Take the listing and print it in full, exactly as given.

>> start GIVEN INFORMATION

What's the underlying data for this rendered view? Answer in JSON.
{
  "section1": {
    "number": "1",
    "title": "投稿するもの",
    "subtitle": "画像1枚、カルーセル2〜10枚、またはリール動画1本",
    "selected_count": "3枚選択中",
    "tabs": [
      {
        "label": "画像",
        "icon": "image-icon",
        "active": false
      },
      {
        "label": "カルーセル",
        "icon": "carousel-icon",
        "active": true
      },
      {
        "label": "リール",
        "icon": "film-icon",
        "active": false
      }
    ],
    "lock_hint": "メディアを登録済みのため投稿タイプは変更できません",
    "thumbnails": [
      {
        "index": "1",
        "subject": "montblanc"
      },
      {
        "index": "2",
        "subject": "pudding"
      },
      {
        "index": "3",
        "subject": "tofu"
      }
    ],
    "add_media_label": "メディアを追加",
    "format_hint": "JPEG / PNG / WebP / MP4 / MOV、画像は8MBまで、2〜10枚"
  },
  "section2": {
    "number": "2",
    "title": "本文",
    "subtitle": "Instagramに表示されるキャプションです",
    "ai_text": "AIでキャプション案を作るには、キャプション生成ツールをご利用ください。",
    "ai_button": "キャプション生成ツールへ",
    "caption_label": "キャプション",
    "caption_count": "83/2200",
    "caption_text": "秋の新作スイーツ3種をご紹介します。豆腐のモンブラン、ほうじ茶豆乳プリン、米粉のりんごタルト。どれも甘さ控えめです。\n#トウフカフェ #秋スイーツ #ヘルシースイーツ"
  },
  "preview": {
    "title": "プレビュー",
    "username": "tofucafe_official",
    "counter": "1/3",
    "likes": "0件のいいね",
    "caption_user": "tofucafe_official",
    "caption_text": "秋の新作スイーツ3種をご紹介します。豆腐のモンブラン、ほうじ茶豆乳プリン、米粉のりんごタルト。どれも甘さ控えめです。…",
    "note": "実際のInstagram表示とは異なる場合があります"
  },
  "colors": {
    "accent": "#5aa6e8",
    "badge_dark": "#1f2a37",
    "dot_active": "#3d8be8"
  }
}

>> end GIVEN INFORMATION

**RESPONSE TO THE TASK:**
What's the underlying data for this rendered view? Answer in JSON.
{
  "section1": {
    "number": "1",
    "title": "投稿するもの",
    "subtitle": "画像1枚、カルーセル2〜10枚、またはリール動画1本",
    "selected_count": "3枚選択中",
    "tabs": [
      {
        "label": "画像",
        "icon": "image-icon",
        "active": false
      },
      {
        "label": "カルーセル",
        "icon": "carousel-icon",
        "active": true
      },
      {
        "label": "リール",
        "icon": "film-icon",
        "active": false
      }
    ],
    "lock_hint": "メディアを登録済みのため投稿タイプは変更できません",
    "thumbnails": [
      {
        "index": "1",
        "subject": "montblanc"
      },
      {
        "index": "2",
        "subject": "pudding"
      },
      {
        "index": "3",
        "subject": "tofu"
      }
    ],
    "add_media_label": "メディアを追加",
    "format_hint": "JPEG / PNG / WebP / MP4 / MOV、画像は8MBまで、2〜10枚"
  },
  "section2": {
    "number": "2",
    "title": "本文",
    "subtitle": "Instagramに表示されるキャプションです",
    "ai_text": "AIでキャプション案を作るには、キャプション生成ツールをご利用ください。",
    "ai_button": "キャプション生成ツールへ",
    "caption_label": "キャプション",
    "caption_count": "83/2200",
    "caption_text": "秋の新作スイーツ3種をご紹介します。豆腐のモンブラン、ほうじ茶豆乳プリン、米粉のりんごタルト。どれも甘さ控えめです。\n#トウフカフェ #秋スイーツ #ヘルシースイーツ"
  },
  "preview": {
    "title": "プレビュー",
    "username": "tofucafe_official",
    "counter": "1/3",
    "likes": "0件のいいね",
    "caption_user": "tofucafe_official",
    "caption_text": "秋の新作スイーツ3種をご紹介します。豆腐のモンブラン、ほうじ茶豆乳プリン、米粉のりんごタルト。どれも甘さ控えめです。…",
    "note": "実際のInstagram表示とは異なる場合があります"
  },
  "colors": {
    "accent": "#5aa6e8",
    "badge_dark": "#1f2a37",
    "dot_active": "#3d8be8"
  }
}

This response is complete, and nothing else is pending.